== Excerpt provided ==
=== Section Start ===
Interactive Investor

A chance to own this compelling longer-term growth story cheaply

7th September 2022 10:04

Rodney Hobson from interactive investor

Persistent rises in interest rates and rising energy bills could take a toll on discretionary spending, but a lot of bad news is already factored into this giant’s share price. Time to buy?

Events have taken another turn for the worse at chipmaker NVIDIA Corp (NASDAQ:NVDA). Yet while extra caution is called for, the future should produce a gradual improvement that could turn out spectacularly well for those willing to hold on for the long term.

Second-quarter figures to 31 July showed revenue up 3% year on year at $6.7 billion, quite satisfactory on that basis but not when compared with the previous quarter, which showed an alarming drop of 19%. Worse still, net income slumped 72% on the same quarter of 2021 to $656 million as operating costs rose relentlessly.

Unsurprisingly, analysts had been expecting rather better, and when a further cautious update on third-quarter prospects emerged, the shares shed about 9% before stabilising.

Past performance is not a guide to future performance.

Nvidia designs graphics computer chips that are used mainly in expensive personal computers for gaming. Despite diversification into supplying processing units for data centres and vehicle entertainment systems, the original gaming chips side is still dominant and therefore susceptible to any downturn in demand for this line of products.

Although the employment situation in the key market of the US is holding up far better than expected, it seems likely that persistent rises in interest rates there will take a toll on discretionary spending, as will soaring inflation on this side of the Atlantic.

Much has been written about the difficulties that chip-makers have been having in keeping supply chains moving, but Nvidia has identified a new threat: some of the manufacturers that are its customers are reducing their inventory levels to soak up a glut of graphics chips and to prepare for lower demand from end users in the next few months. The macro environment is described as “challenging”, a term that covers a multitude of meanings but none of them good.

The company now expects revenue to slide in the current quarter to the end of October, suggesting a total of $5.9 billion, about $1 billion less than previous expectations and 17% lower than a year ago.

Nvidia remains optimistic for the longer-term future, though, and with good reason. It points out that vehicle manufacturing is turning into a tech industry that is on track to become as equally big an earner as gaming, while advances in artificial intelligence are having a similar impact on data centres and robotics, while making a major contribution in pharmaceuticals.

This spread of uses for the company’s world-leading computer chips means that it will be better equipped to withstand any downturn in one part of the business, while opening up the route to firing on several cylinders. This is important because the demand for gaming technology soared during the pandemic shutdowns and will continue to tail off as life returns to normal, and people are not stuck in their homes looking for ways to keep themselves amused.

On the negative side, Nvidia faces real and serious problems in the geopolitical sphere. It will have to apply for licences to export to China, including Hong Kong, under new regulations set by the US government to prevent products being diverted to military use. This could involve moving some operations out of China at some expense, while $400 million worth of sales in China are at risk.

Hobson’s choice: I cautiously rated Nvidia a buy in June at around $160 but did suggest that investors might prefer to wait until the shares had settled. That caution proved justified, but at the current price of $135 there is now more reason to buy. This remains a solid, profitable company with market-leading positions and an eye for new markets. The floor is still around $124.

Rodney Hobson is a freelance contributor and not a direct employee of interactive investor.
=== Section End ===
== Activities ==
1. According to the Nvidia article, what total revenue does the company now expect for the quarter to the end of October?
2. Rewrite everything in the Nvidia article from "On the negative" down to "still around $124.", changing "licences" to "permits".

(Recorded data)
=== Section Start ===
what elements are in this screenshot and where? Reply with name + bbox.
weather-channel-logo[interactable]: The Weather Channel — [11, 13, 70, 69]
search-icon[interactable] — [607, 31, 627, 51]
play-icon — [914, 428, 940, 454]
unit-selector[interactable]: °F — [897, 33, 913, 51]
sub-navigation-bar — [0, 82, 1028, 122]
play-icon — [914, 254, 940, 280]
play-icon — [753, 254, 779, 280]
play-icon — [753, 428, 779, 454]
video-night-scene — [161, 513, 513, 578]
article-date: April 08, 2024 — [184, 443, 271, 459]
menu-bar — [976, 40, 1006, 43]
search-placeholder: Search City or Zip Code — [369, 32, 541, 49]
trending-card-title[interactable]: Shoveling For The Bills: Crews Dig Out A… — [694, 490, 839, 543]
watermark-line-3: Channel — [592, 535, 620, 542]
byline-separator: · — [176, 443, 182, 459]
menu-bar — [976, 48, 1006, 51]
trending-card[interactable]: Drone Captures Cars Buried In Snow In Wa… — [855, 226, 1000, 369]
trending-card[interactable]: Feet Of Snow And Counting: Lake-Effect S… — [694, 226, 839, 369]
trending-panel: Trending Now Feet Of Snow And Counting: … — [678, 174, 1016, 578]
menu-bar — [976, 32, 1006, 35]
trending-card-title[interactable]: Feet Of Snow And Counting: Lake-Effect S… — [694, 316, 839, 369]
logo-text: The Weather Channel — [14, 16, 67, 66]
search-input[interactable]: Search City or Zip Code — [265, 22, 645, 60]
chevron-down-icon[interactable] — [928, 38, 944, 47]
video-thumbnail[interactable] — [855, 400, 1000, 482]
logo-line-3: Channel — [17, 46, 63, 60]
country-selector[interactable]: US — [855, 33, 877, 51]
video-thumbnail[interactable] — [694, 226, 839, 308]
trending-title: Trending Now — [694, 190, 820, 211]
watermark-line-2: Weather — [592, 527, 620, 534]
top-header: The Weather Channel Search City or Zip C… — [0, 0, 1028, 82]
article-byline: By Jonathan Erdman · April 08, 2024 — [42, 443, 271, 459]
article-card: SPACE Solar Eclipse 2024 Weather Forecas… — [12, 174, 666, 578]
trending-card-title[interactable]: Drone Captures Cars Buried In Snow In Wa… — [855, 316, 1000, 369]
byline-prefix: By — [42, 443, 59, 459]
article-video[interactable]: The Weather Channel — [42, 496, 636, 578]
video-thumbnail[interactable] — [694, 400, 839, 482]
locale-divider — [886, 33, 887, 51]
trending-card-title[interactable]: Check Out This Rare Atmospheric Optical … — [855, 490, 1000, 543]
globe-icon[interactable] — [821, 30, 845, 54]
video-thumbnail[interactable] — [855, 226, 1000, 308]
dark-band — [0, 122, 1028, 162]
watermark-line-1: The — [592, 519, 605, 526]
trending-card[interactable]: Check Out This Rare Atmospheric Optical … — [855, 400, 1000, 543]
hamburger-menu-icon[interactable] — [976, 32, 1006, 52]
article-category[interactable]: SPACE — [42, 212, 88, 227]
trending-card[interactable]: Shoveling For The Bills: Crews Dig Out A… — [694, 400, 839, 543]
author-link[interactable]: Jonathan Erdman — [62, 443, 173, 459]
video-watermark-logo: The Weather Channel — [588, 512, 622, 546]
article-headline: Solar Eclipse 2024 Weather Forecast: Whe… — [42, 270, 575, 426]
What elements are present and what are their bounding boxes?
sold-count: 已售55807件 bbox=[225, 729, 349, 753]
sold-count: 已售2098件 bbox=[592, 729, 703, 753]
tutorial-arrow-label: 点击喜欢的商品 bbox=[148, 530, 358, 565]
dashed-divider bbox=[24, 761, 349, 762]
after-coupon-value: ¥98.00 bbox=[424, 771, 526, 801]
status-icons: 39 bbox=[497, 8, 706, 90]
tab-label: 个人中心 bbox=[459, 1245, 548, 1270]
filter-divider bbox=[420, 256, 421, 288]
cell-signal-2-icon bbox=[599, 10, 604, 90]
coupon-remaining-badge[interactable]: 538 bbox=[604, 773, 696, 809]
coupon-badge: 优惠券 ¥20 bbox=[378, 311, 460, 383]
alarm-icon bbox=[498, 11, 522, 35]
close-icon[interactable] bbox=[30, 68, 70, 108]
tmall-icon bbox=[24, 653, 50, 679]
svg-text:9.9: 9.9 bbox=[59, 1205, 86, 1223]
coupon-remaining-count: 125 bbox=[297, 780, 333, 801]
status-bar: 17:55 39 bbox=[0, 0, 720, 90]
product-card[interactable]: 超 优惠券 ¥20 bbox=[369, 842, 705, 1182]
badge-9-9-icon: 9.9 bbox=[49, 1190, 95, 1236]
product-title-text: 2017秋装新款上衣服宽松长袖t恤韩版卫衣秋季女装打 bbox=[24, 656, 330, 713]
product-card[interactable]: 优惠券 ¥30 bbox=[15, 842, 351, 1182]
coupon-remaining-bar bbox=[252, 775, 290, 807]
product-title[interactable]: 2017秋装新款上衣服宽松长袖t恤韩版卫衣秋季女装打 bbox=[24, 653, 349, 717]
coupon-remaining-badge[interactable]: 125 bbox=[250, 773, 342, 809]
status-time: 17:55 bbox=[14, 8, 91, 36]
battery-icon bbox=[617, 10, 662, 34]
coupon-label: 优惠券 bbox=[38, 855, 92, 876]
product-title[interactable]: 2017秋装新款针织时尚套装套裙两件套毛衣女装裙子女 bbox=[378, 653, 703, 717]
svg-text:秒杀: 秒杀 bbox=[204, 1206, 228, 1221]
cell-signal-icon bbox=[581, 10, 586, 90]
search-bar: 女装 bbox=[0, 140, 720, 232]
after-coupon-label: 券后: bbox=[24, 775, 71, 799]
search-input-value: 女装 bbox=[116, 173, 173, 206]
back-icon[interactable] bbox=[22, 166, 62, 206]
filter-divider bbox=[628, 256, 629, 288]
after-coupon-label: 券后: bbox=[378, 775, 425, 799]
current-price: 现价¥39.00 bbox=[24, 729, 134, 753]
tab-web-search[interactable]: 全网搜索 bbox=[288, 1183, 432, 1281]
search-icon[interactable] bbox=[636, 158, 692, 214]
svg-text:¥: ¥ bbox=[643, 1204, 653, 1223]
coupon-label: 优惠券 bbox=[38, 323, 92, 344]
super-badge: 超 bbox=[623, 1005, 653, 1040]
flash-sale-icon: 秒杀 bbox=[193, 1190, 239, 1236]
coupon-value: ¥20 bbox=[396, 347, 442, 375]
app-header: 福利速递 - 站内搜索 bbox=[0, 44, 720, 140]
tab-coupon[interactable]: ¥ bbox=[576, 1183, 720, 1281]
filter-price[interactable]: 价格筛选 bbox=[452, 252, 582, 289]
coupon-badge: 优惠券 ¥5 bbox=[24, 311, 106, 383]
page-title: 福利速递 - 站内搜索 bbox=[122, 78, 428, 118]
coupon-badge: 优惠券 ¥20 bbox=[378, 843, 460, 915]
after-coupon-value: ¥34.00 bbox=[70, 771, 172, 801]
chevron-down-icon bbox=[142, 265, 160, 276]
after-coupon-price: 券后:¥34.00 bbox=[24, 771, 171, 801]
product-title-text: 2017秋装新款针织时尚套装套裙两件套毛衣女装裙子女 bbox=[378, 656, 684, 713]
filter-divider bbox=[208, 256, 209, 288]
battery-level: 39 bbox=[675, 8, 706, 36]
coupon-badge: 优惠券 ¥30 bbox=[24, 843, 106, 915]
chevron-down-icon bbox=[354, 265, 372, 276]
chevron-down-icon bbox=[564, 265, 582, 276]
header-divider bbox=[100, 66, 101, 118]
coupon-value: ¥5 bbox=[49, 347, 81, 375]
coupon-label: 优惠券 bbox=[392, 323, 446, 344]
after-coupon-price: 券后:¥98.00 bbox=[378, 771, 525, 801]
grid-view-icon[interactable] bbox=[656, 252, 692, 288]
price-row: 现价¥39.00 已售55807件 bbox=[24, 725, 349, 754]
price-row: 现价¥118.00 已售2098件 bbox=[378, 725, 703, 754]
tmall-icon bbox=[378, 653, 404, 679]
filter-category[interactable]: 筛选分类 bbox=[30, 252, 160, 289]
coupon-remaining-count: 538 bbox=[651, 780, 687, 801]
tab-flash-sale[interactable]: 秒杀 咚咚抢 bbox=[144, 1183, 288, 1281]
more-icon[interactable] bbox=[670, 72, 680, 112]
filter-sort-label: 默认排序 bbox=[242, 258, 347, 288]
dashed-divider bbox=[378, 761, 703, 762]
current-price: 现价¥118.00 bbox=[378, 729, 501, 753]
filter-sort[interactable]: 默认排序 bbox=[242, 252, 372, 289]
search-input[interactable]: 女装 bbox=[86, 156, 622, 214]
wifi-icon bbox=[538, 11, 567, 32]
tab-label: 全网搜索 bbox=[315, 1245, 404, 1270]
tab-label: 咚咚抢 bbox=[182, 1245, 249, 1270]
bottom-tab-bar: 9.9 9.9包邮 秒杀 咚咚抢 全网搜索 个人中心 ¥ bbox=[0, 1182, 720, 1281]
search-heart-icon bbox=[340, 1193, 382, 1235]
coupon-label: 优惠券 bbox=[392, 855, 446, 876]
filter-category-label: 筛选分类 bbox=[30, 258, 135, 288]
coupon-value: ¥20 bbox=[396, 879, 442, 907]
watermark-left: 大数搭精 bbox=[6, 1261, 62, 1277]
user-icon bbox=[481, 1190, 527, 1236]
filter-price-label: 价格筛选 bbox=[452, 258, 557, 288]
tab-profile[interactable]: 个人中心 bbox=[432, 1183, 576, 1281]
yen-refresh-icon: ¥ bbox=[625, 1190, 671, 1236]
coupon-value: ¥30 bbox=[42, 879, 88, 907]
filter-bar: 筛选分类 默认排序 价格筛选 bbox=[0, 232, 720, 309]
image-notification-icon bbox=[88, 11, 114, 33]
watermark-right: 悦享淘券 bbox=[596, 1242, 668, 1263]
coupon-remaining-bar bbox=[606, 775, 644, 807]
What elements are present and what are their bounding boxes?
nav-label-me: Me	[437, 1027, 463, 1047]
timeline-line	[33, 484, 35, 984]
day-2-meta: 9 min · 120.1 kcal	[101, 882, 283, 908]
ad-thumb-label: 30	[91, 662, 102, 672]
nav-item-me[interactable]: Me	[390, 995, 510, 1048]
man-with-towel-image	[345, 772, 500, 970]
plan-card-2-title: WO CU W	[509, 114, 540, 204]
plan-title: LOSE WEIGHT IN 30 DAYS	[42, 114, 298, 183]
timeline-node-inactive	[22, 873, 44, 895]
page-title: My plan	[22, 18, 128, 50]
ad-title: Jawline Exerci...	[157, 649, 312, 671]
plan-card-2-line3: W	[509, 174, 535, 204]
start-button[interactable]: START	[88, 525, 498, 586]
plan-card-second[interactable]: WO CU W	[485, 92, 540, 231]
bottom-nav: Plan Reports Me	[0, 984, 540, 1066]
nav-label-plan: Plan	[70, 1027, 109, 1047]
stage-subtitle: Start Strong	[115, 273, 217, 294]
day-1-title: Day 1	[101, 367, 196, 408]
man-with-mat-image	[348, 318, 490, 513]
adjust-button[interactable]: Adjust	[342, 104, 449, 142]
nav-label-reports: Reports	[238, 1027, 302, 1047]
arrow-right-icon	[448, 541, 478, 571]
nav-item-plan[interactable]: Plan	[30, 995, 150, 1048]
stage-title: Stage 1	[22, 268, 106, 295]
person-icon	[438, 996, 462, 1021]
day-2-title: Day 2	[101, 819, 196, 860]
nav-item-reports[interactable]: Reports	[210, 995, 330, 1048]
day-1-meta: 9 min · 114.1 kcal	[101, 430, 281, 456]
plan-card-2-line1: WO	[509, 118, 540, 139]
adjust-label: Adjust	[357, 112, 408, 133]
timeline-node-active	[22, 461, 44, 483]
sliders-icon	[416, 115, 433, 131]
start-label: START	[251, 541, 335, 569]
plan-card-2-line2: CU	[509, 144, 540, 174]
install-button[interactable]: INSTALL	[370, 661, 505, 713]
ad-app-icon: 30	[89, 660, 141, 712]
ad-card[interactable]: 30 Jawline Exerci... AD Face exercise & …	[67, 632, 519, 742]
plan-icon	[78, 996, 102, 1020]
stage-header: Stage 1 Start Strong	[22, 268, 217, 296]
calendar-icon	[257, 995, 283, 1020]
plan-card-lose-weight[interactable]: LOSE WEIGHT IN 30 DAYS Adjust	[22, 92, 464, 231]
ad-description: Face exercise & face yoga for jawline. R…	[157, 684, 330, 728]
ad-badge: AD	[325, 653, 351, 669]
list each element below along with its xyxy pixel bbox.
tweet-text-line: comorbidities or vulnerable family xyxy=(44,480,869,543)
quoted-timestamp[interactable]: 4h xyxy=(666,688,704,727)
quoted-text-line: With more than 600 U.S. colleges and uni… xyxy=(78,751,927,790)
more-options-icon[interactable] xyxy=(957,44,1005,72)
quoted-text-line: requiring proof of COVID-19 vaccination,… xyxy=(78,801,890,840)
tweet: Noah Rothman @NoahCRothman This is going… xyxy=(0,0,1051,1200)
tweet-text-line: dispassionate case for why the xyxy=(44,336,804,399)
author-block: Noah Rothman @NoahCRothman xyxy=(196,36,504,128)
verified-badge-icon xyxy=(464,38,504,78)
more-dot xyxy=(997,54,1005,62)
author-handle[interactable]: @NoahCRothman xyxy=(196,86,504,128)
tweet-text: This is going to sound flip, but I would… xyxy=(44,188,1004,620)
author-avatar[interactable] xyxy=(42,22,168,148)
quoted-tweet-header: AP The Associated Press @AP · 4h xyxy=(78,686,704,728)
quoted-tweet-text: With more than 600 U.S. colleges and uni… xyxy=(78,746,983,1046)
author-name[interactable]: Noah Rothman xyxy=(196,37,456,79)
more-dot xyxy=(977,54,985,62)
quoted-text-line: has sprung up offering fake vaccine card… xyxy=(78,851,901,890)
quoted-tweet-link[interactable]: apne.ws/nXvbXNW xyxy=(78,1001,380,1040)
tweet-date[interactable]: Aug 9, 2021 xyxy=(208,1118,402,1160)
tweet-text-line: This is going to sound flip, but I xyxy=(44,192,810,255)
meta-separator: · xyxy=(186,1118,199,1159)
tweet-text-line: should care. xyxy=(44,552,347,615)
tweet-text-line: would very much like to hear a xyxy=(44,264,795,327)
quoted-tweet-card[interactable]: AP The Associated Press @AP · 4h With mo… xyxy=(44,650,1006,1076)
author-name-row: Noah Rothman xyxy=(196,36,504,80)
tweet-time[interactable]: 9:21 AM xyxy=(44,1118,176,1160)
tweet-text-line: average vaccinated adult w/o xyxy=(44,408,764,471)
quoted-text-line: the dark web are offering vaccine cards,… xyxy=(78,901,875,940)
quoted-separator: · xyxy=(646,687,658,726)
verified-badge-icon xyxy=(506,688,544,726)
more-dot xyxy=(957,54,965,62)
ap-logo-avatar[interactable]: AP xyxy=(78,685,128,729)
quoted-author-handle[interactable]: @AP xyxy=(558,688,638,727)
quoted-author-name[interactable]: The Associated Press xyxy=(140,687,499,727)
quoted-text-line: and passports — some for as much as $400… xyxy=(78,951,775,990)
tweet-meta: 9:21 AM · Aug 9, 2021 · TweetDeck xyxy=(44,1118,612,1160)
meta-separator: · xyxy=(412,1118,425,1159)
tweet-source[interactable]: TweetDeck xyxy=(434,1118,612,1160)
=== Section End ===
== Outputs for the tasks ==
1. A total of $5.9 billion.

2.
On the negative side, Nvidia faces real and serious problems in the geopolitical sphere. It will have to apply for permits to export to China, including Hong Kong, under new regulations set by the US government to prevent products being diverted to military use. This could involve moving some operations out of China at some expense, while $400 million worth of sales in China are at risk.

Hobson’s choice: I cautiously rated Nvidia a buy in June at around $160 but did suggest that investors might prefer to wait until the shares had settled. That caution proved justified, but at the current price of $135 there is now more reason to buy. This remains a solid, profitable company with market-leading positions and an eye for new markets. The floor is still around $124.